- Short task -
Retype, without alteration, each line from the line containing "Transcribe this image's" to the final line of the records.

Recorded data
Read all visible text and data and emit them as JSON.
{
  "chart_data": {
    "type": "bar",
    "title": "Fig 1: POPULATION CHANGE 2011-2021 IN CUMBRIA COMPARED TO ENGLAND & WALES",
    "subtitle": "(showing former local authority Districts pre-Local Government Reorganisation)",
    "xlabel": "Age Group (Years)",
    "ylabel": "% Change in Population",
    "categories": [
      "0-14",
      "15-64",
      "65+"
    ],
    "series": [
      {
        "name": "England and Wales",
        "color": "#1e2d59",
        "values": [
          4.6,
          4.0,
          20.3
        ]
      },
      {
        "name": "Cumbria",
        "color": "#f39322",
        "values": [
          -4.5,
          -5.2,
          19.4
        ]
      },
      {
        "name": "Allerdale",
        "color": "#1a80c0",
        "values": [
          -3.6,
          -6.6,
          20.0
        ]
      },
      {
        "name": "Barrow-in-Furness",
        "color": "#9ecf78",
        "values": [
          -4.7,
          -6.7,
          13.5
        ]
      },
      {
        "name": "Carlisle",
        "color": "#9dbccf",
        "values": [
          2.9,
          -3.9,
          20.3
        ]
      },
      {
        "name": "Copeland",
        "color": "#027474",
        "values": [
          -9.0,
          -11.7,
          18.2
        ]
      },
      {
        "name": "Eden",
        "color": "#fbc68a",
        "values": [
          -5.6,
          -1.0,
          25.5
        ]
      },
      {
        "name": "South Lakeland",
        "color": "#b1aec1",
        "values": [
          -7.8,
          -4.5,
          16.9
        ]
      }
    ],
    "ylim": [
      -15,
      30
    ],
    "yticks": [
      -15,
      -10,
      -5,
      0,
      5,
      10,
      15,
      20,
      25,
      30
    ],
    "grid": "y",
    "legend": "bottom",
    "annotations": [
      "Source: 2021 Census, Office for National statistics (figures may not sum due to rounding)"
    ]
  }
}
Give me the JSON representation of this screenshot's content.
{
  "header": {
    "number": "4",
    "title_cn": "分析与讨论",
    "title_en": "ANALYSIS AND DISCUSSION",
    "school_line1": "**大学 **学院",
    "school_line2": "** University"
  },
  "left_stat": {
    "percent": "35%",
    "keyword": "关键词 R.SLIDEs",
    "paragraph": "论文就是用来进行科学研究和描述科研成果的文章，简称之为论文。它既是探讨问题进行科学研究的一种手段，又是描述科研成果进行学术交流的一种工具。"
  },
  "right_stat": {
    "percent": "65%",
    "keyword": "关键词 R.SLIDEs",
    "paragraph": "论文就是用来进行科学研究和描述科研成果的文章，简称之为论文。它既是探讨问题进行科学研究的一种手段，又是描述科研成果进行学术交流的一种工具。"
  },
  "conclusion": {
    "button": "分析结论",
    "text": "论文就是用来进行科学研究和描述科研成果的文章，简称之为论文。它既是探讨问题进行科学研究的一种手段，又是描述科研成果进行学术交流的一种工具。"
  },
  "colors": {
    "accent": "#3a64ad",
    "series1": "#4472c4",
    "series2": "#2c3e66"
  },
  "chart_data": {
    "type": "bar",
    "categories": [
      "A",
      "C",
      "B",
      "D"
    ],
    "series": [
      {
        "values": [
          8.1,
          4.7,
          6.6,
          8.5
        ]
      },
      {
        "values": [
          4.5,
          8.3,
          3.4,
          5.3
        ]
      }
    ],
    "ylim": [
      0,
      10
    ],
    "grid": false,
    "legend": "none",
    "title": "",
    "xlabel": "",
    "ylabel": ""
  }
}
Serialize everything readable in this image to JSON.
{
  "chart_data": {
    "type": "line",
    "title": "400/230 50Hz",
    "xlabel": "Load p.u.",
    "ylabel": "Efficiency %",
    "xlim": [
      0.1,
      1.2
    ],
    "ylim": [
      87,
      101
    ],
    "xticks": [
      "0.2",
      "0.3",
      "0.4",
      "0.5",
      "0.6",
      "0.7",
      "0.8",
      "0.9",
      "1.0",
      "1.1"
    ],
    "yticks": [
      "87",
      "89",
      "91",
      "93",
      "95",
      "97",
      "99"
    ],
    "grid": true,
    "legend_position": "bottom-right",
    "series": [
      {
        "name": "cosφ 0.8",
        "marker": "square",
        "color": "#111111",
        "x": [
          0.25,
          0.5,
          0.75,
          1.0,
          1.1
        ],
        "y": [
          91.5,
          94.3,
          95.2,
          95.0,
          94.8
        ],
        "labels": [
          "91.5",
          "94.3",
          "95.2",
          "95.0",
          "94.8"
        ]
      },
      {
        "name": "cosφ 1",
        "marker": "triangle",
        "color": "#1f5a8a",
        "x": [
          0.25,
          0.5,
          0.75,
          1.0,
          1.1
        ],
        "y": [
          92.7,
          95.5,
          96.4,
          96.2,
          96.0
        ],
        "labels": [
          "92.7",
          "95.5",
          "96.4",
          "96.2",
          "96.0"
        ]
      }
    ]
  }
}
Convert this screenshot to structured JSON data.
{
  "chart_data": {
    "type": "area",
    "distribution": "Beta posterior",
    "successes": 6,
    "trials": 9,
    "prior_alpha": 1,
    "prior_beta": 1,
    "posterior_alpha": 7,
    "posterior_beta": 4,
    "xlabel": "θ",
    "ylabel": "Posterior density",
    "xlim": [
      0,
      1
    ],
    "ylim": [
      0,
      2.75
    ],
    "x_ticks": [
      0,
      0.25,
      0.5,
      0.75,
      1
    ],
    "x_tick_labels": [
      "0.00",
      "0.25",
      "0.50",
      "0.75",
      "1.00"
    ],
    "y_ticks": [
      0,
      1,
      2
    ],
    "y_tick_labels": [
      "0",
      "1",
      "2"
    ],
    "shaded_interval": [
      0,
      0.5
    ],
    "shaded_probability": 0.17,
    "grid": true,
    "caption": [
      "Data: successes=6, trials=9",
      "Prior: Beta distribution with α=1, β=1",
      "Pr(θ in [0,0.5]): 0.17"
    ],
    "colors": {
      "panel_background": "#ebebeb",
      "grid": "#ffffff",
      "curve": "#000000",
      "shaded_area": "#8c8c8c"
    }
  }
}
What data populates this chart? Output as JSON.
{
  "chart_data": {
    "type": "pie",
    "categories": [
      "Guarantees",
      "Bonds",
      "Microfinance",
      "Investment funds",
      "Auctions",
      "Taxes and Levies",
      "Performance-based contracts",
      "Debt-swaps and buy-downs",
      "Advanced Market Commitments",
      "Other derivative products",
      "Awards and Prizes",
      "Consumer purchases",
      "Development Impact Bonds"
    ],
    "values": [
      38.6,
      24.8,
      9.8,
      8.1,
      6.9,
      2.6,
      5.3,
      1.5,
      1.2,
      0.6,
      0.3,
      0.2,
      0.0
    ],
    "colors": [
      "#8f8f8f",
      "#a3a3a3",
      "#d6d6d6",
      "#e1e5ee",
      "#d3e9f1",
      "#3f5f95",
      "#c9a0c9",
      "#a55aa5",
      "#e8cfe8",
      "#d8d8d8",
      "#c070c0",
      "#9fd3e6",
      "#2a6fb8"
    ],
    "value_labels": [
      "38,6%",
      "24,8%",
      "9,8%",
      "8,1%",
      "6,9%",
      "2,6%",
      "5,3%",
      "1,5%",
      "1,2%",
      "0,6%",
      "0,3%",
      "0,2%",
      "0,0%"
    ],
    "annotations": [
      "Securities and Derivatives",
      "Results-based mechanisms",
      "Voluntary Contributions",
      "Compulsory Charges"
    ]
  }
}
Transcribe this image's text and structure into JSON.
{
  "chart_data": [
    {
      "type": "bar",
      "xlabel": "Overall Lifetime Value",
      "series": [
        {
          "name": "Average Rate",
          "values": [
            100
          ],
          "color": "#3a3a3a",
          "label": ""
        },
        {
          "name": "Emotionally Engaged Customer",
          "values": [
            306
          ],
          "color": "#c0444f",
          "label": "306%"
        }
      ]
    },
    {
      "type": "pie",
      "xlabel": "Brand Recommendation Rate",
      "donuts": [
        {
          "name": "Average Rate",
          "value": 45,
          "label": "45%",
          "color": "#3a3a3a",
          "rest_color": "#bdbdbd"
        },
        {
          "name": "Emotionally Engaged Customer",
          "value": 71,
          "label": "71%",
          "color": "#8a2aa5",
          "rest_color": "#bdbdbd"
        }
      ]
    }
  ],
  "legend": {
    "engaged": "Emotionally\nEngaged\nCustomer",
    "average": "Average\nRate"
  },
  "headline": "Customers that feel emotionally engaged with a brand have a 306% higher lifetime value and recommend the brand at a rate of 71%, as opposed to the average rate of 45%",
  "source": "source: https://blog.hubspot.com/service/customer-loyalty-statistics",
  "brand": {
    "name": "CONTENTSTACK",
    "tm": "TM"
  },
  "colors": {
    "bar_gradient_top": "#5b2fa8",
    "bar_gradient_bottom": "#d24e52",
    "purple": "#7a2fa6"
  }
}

- The solution -
Transcribe this image's text and structure into JSON.
{
  "chart_data": [
    {
      "type": "bar",
      "xlabel": "Overall Lifetime Value",
      "series": [
        {
          "name": "Average Rate",
          "values": [
            100
          ],
          "color": "#3a3a3a",
          "label": ""
        },
        {
          "name": "Emotionally Engaged Customer",
          "values": [
            306
          ],
          "color": "#c0444f",
          "label": "306%"
        }
      ]
    },
    {
      "type": "pie",
      "xlabel": "Brand Recommendation Rate",
      "donuts": [
        {
          "name": "Average Rate",
          "value": 45,
          "label": "45%",
          "color": "#3a3a3a",
          "rest_color": "#bdbdbd"
        },
        {
          "name": "Emotionally Engaged Customer",
          "value": 71,
          "label": "71%",
          "color": "#8a2aa5",
          "rest_color": "#bdbdbd"
        }
      ]
    }
  ],
  "legend": {
    "engaged": "Emotionally\nEngaged\nCustomer",
    "average": "Average\nRate"
  },
  "headline": "Customers that feel emotionally engaged with a brand have a 306% higher lifetime value and recommend the brand at a rate of 71%, as opposed to the average rate of 45%",
  "source": "source: https://blog.hubspot.com/service/customer-loyalty-statistics",
  "brand": {
    "name": "CONTENTSTACK",
    "tm": "TM"
  },
  "colors": {
    "bar_gradient_top": "#5b2fa8",
    "bar_gradient_bottom": "#d24e52",
    "purple": "#7a2fa6"
  }
}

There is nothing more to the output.